# Has anyone tried the Quadrasteer??



## ClaytonR (Jan 19, 2005)

I am very interested in an 06 Suburban with the Quadrasteer...does anyone have one here and what do you think about it?? Any problems with plowing??

I will transfer the plow of my Z71 and put it on the new truck...BOSS
==================================
Quadrasteer electronic four-wheel steering ($1,995) dramatically increases maneuverability by turning the rear wheels in the opposite direction from the front wheels. The turning diameter of a Suburban is reduced from the standard 44.3 feet to 35.2 feet with Quadrasteer. In practical terms, a Quadrasteer Suburban can negotiate a U-turn that calls for stopping and backing up in a standard Suburban. Quadrasteer makes it much easier to park in tight spaces, such as underground garages and crowded parking lots. Add a trailer and the benefits increase. Backing a trailer into a parking space at a 90 degree angle is much easier with Quadrasteer. Backing a trailer is also more intuitive, turning a weekend warrior into a trailer-pulling pro; it reduces some of that trial-and-error technique that's embarrassing when there's an audience. At high speeds, Quadrasteer turns the wheels slightly in the same direction as the front wheels for smoother lane changes and enhanced stability. However, we have noticed that vehicles equipped with Quadrasteer tend to have a rougher ride, probably due to the heavy-duty rear axle that comes with the system.


----------



## ClaytonR (Jan 19, 2005)

*video*

here is a cool video

even has a small section on plowing..

Click Here 4 Vid


----------



## Hamptonplow (Nov 19, 2003)

My Sierra Crew cab is longer than a Suburban. I have quadrasteer and on most residential streets I can do a u-turn with my plow attached. As a daily driver it's "wicked pissah!"


----------



## plowed (Nov 30, 2001)

My wife has an '01 Suburban that she loves, although she will be parting with it in the coming months as the lease expires. 

My feeling with the quadrasteer is that it's just one more thing to go wrong.


----------



## Hamptonplow (Nov 19, 2003)

With all due respect, people who "feel" that Quadrasteer (QS) is just one more thing to go wrong have no facts on which to base that "feeling."

◆ TASK 1:
In the Quadrasteer thread, what is the turning diameter of a Suburban equipped with Quadrasteer?
◆ TASK 2:
Copy the passage of the Quadrasteer thread starting at "# Has anyone" and ending at "problems with plowing??".
Rely only on the Quadrasteer thread for what comes next.

◆ RECORD SET:

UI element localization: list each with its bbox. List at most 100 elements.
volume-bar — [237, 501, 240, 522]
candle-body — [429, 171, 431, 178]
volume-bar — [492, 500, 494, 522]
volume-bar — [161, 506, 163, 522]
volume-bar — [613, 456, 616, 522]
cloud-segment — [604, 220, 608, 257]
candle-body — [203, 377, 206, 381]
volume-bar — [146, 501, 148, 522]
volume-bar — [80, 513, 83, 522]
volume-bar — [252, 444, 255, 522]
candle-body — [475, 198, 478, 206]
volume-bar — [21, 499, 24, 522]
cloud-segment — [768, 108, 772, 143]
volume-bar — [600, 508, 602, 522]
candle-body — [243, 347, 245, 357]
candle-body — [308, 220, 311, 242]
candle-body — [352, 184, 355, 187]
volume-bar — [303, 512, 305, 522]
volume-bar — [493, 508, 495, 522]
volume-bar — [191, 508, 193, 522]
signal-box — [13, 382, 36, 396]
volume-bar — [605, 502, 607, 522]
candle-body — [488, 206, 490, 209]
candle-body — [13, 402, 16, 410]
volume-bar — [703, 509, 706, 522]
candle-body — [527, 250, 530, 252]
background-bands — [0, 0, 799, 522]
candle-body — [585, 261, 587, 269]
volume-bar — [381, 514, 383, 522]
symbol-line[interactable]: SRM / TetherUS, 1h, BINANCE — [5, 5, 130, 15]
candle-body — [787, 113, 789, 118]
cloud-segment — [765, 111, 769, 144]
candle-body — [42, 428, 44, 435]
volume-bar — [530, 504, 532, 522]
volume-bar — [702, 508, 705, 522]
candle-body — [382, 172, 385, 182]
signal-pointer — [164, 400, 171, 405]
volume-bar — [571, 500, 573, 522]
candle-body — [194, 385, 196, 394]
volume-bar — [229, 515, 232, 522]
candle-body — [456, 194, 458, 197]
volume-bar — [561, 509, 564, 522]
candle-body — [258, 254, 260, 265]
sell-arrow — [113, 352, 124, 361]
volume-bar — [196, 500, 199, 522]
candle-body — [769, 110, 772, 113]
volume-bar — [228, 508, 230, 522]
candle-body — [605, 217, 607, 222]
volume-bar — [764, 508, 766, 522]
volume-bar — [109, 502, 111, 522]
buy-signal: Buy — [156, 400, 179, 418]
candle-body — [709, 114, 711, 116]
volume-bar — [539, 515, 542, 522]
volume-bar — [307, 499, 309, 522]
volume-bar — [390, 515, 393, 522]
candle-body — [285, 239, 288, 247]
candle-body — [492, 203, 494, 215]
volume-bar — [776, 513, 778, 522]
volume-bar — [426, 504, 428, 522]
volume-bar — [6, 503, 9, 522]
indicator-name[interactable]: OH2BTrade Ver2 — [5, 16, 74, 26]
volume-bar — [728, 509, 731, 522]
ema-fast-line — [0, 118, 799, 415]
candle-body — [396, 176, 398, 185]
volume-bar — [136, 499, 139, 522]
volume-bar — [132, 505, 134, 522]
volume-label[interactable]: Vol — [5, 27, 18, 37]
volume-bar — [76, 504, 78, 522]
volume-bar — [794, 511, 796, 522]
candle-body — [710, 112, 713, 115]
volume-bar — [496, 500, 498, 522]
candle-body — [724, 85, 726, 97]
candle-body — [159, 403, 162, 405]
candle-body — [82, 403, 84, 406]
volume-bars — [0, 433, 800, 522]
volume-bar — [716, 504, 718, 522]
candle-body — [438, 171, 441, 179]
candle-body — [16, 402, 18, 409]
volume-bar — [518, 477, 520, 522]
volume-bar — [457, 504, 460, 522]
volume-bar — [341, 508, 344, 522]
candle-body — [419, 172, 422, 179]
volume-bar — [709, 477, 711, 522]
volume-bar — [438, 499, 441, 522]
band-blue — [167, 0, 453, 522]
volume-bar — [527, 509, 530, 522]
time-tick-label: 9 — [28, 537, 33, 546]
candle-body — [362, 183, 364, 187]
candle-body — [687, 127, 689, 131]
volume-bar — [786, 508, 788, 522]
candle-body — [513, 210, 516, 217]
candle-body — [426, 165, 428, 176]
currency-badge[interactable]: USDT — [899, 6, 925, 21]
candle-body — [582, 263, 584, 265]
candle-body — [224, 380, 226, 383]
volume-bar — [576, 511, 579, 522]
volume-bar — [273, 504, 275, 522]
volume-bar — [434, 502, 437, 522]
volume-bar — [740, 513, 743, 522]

◆ WORKED SOLUTION 1:
35.2 feet

◆ WORKED SOLUTION 2:
# Has anyone tried the Quadrasteer??



## ClaytonR (Jan 19, 2005)

I am very interested in an 06 Suburban with the Quadrasteer...does anyone have one here and what do you think about it?? Any problems with plowing??